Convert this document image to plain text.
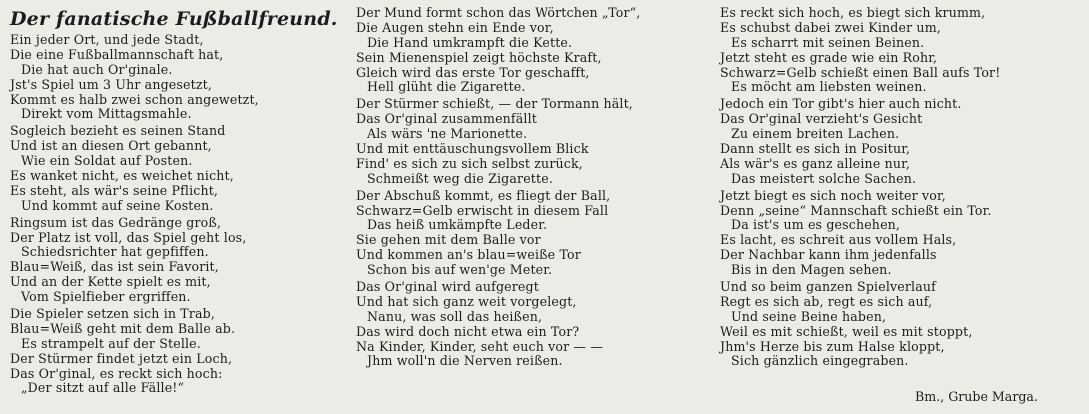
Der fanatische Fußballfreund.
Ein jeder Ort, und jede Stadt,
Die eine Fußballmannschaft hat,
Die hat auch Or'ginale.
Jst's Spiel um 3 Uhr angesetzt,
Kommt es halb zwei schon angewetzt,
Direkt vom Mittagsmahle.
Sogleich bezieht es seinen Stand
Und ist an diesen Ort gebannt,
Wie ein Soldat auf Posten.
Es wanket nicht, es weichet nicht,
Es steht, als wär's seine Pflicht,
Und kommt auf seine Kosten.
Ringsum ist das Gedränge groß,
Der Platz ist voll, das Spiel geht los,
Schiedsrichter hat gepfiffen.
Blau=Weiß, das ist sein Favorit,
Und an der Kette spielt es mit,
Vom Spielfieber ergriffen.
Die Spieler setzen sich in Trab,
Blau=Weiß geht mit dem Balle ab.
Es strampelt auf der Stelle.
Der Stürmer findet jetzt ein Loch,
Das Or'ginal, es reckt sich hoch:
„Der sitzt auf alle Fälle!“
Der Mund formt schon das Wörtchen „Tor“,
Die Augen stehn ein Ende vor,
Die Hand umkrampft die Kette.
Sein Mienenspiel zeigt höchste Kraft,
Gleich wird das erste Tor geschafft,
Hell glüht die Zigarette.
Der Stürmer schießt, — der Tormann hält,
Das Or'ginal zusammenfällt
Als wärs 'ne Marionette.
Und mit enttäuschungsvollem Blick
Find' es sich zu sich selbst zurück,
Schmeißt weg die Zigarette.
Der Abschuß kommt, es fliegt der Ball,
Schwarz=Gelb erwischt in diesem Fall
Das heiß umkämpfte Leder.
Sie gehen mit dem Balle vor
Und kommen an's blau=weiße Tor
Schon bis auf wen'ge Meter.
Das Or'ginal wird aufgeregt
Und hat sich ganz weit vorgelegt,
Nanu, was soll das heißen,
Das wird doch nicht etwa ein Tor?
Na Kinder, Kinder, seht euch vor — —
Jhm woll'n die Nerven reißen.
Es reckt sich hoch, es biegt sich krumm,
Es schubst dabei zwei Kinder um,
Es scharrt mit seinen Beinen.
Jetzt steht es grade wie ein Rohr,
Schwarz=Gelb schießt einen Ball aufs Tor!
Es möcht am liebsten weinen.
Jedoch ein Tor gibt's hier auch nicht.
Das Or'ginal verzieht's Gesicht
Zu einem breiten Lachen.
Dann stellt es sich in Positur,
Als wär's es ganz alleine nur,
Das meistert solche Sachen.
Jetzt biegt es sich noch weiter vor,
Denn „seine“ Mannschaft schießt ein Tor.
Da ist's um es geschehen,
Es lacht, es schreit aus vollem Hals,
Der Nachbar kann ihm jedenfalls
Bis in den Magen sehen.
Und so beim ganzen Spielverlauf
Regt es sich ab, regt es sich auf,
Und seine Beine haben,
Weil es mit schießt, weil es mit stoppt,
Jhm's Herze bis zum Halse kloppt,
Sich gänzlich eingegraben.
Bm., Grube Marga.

════

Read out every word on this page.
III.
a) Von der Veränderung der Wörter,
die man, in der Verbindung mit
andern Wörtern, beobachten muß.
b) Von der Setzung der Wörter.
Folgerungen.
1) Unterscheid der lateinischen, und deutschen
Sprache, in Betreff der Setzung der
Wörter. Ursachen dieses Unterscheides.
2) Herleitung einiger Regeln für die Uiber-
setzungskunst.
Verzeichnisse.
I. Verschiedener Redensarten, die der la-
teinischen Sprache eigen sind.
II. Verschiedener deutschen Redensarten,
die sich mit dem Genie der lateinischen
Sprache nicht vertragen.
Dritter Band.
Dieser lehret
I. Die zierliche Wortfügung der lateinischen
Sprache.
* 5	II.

════

▶ [Exercise brief]: Leave out every line without the string "schießt" and copy the rest.

▶ [Result of the exercise]:
Der Stürmer schießt, — der Tormann hält,
Schwarz=Gelb schießt einen Ball aufs Tor!
Denn „seine“ Mannschaft schießt ein Tor.
Weil es mit schießt, weil es mit stoppt,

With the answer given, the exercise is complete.